DESCRIPTION OF THE TASK: Pick out each line in these entries that contains the string "screenshot".

(Dataset listings of figures)
>>>>>
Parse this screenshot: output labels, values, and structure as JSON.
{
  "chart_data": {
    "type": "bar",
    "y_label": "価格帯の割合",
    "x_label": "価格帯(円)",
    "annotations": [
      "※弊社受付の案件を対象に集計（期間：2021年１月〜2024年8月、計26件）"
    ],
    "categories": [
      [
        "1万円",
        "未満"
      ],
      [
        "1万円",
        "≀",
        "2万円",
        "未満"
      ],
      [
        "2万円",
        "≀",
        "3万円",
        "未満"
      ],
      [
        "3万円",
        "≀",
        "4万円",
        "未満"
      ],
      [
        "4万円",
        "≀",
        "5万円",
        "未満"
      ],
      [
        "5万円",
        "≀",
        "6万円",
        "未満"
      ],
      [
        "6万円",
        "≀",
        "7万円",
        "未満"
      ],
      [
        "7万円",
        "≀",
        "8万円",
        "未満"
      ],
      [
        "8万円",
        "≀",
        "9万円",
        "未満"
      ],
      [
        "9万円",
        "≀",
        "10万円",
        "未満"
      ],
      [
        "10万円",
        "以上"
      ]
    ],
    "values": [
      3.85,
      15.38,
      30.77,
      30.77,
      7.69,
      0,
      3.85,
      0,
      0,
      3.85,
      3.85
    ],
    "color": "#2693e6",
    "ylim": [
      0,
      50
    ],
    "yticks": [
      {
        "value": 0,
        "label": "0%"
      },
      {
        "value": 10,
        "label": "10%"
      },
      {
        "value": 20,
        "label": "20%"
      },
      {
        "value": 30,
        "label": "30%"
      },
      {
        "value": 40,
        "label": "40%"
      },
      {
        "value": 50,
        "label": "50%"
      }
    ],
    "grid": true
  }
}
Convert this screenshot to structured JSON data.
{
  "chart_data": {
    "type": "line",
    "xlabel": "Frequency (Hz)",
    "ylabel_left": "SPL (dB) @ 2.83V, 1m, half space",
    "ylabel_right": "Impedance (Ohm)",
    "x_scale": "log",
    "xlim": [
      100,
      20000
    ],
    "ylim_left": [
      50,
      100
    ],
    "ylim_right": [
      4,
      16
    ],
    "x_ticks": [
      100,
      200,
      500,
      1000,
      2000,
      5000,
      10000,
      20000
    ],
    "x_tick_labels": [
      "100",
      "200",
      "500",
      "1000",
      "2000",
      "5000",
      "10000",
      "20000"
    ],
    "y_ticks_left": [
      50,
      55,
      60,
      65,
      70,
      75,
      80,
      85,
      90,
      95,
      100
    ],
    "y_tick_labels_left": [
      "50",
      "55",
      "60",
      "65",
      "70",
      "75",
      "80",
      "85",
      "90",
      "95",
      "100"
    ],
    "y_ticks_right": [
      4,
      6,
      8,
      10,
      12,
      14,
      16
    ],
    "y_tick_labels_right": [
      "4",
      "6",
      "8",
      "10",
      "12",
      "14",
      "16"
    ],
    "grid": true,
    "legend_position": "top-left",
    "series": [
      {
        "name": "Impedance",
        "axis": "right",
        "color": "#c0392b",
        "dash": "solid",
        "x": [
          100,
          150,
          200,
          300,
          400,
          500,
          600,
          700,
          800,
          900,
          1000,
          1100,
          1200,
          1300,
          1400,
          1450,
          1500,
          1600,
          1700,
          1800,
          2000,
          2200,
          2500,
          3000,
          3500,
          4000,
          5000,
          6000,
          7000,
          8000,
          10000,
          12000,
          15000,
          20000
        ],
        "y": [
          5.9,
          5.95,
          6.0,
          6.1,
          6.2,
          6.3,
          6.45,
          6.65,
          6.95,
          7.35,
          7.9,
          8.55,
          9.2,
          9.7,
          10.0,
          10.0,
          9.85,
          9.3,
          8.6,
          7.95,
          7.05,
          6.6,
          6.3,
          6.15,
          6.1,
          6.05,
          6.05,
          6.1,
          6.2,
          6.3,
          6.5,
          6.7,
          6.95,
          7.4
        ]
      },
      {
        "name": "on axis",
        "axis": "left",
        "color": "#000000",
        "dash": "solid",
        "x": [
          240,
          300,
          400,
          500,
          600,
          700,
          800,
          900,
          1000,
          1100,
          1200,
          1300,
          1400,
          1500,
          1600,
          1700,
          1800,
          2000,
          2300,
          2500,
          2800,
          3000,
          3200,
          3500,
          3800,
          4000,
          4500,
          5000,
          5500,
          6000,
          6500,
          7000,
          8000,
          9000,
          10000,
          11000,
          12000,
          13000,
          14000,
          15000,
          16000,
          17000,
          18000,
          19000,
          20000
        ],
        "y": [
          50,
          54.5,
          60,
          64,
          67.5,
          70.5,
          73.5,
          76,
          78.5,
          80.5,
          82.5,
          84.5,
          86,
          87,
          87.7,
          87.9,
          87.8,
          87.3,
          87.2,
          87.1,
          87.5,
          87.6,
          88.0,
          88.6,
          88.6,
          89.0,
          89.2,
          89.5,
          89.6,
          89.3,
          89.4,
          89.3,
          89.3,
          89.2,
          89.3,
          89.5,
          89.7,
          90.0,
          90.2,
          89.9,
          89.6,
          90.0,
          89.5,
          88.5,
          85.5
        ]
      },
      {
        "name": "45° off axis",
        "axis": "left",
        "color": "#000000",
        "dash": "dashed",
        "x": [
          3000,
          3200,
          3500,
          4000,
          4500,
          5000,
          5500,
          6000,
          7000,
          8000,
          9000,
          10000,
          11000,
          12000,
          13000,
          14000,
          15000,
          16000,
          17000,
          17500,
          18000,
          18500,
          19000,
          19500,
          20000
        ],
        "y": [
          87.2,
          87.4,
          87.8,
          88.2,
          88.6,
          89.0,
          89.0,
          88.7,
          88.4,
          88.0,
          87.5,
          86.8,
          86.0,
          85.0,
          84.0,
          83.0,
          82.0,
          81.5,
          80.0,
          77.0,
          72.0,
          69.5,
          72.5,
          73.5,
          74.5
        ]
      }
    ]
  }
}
<<<<<
FINISHED TASK:
Parse this screenshot: output labels, values, and structure as JSON.
Convert this screenshot to structured JSON data.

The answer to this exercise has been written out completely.